Note each line that includes the word "只要我醒着". Copy those lines.

* Start Given entries *

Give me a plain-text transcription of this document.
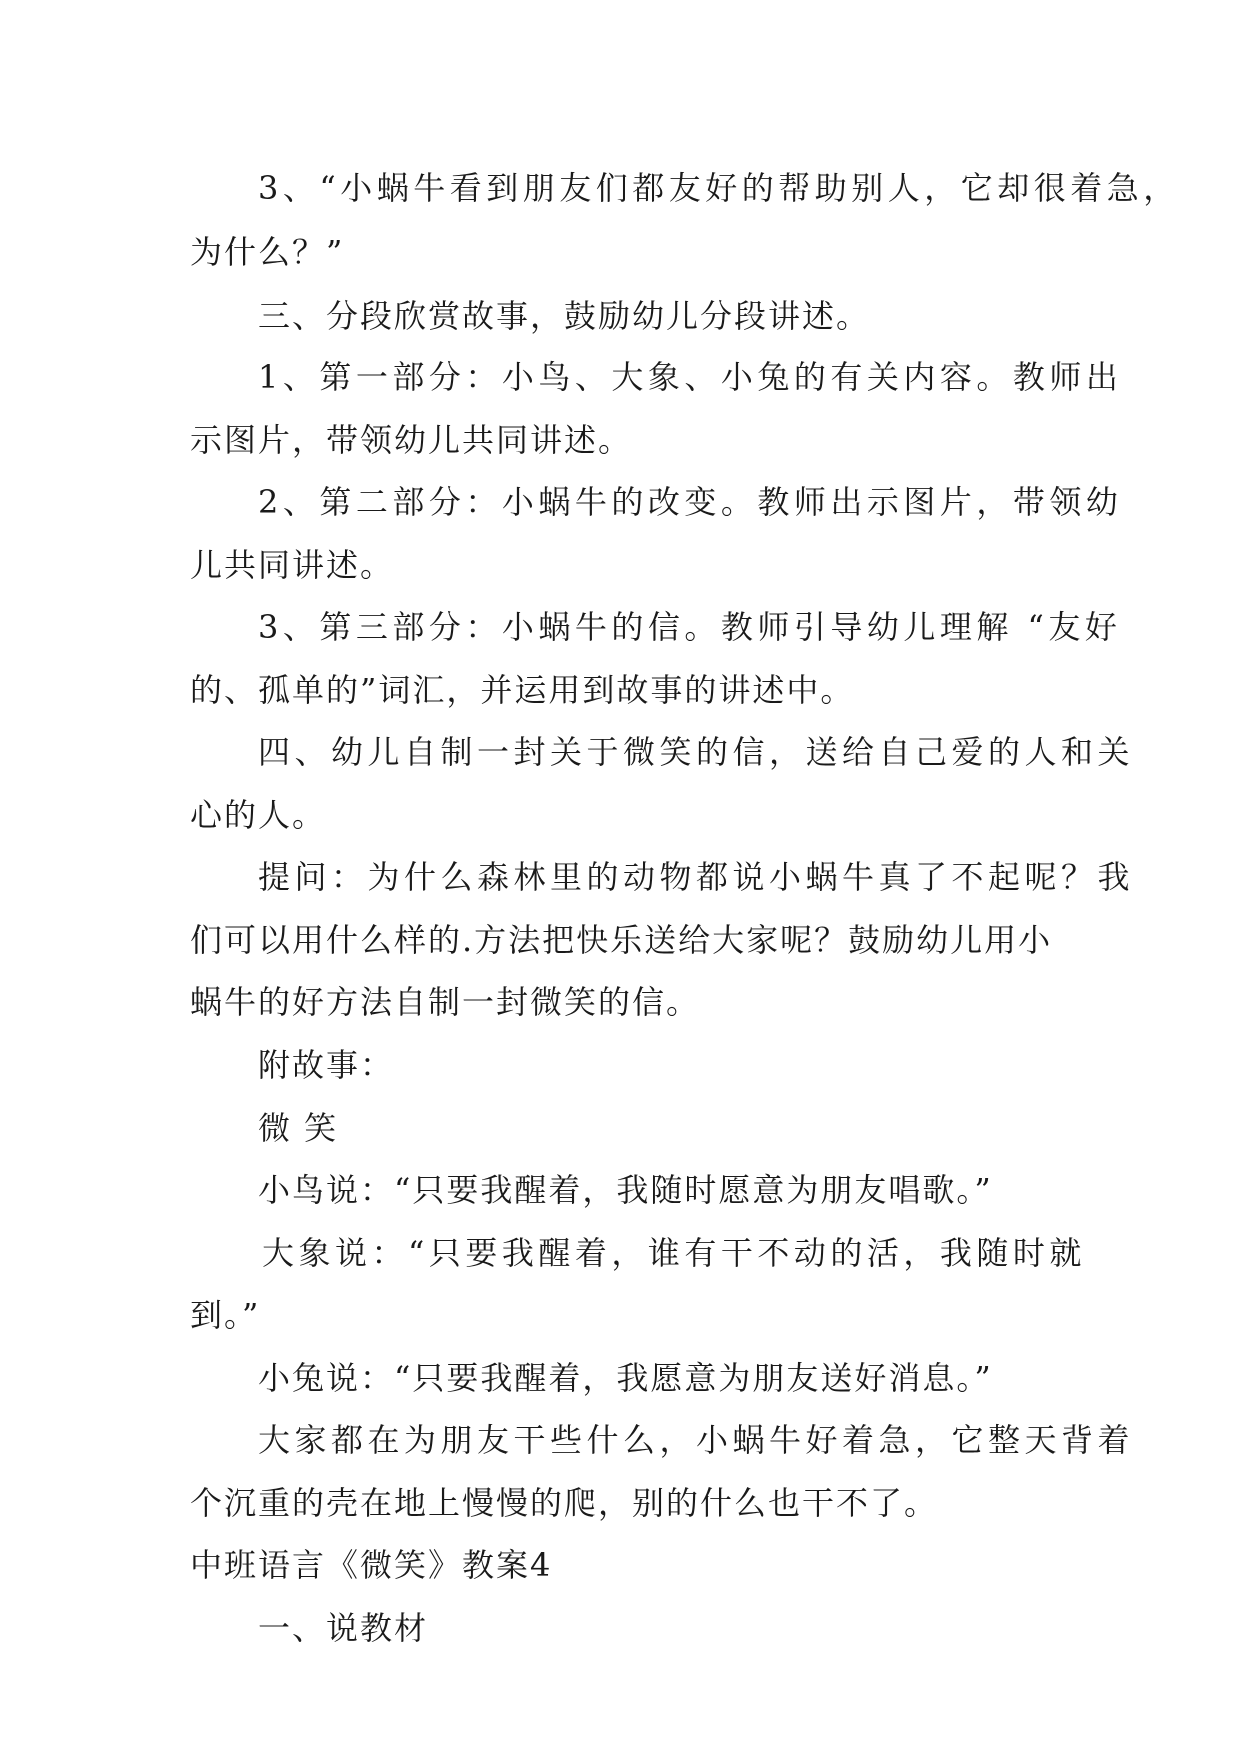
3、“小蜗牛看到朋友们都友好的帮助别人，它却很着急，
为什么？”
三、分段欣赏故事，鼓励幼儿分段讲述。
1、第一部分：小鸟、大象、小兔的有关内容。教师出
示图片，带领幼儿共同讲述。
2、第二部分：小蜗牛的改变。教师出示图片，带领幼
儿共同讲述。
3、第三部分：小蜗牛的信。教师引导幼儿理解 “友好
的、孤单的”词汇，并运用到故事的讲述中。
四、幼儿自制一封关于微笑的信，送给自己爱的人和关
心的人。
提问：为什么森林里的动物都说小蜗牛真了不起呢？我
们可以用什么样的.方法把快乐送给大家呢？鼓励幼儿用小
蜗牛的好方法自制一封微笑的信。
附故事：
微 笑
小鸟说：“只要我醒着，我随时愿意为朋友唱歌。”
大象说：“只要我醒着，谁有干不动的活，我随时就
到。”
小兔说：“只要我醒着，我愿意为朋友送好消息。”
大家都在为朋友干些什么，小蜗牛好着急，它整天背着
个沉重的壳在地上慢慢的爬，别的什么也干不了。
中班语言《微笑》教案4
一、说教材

* End Given entries *

### The result
小鸟说：“只要我醒着，我随时愿意为朋友唱歌。”
大象说：“只要我醒着，谁有干不动的活，我随时就
小兔说：“只要我醒着，我愿意为朋友送好消息。”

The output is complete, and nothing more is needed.